S. P. Muthuraman, also referred to as SPM, is an Indian film director who works in the Tamil film industry. He has directed 72 films in Tamil. He was one of the most successful commercial directors in Tamil cinema. Initially he worked mainly with R. Muthuraman, Jaishankar, Sivaji Ganesan and went on to direct successful films with Rajinikanth and Kamal Haasan.

S. P. Muthuraman debuted as an assistant director in the film Kalathur Kannamma (1960). He has received two South Filmfare Awards and a Best Director award from the Tamil Nadu State Government.

Since 1977, his association with Rajinikanth proved to be extremely successful, as they went on work together in 25 films. Muthuraman was mainly responsible for moulding Rajini's career and turning him into a commercial star. He was also the associate producer of the Rajinikanth starrer Sivaji.

Early life and family 

Muthuraman was born on 7 April 1935 as the second of seven children in a family in Karaikudi. As per the norms in their region, Muthuraman's parents gave him another name - Rajaram Mohan - which became obsolete over time.  His father Karaikudi Rama. Subbaiah was one of the forerunners of the Dravidian Movement and a member of the erstwhile Tamil Nadu Legislative Council during 1972-78. Muthuraman's  youngest brother is the Dravidian ideologue Suba Veerapandian.

[WHAT IS NEEDED]:
Please reproduce the S. P. Muthuraman biography above word for word, from its first sentence to its last.

[INFORMATION SUPPLIED]:
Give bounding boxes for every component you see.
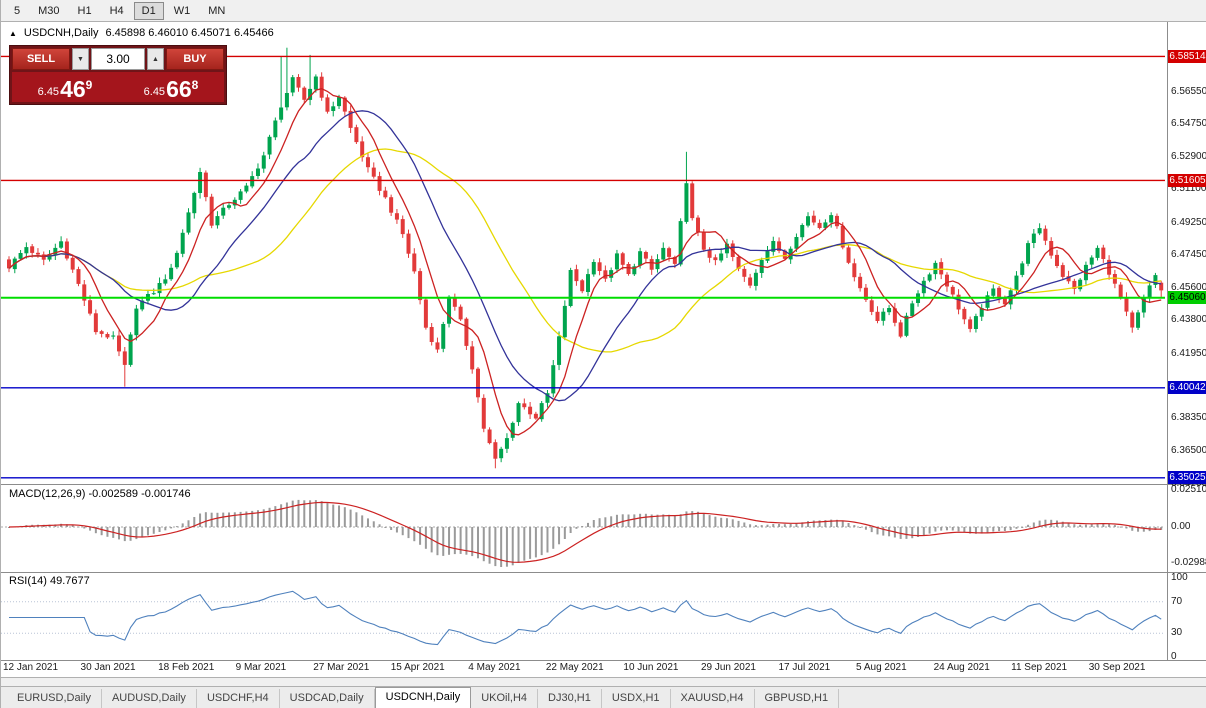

[FINISHED TASK]:
S. P. Muthuraman, also referred to as SPM, is an Indian film director who works in the Tamil film industry. He has directed 72 films in Tamil. He was one of the most successful commercial directors in Tamil cinema. Initially he worked mainly with R. Muthuraman, Jaishankar, Sivaji Ganesan and went on to direct successful films with Rajinikanth and Kamal Haasan.

S. P. Muthuraman debuted as an assistant director in the film Kalathur Kannamma (1960). He has received two South Filmfare Awards and a Best Director award from the Tamil Nadu State Government.

Since 1977, his association with Rajinikanth proved to be extremely successful, as they went on work together in 25 films. Muthuraman was mainly responsible for moulding Rajini's career and turning him into a commercial star. He was also the associate producer of the Rajinikanth starrer Sivaji.

Early life and family 

Muthuraman was born on 7 April 1935 as the second of seven children in a family in Karaikudi. As per the norms in their region, Muthuraman's parents gave him another name - Rajaram Mohan - which became obsolete over time.  His father Karaikudi Rama. Subbaiah was one of the forerunners of the Dravidian Movement and a member of the erstwhile Tamil Nadu Legislative Council during 1972-78. Muthuraman's  youngest brother is the Dravidian ideologue Suba Veerapandian.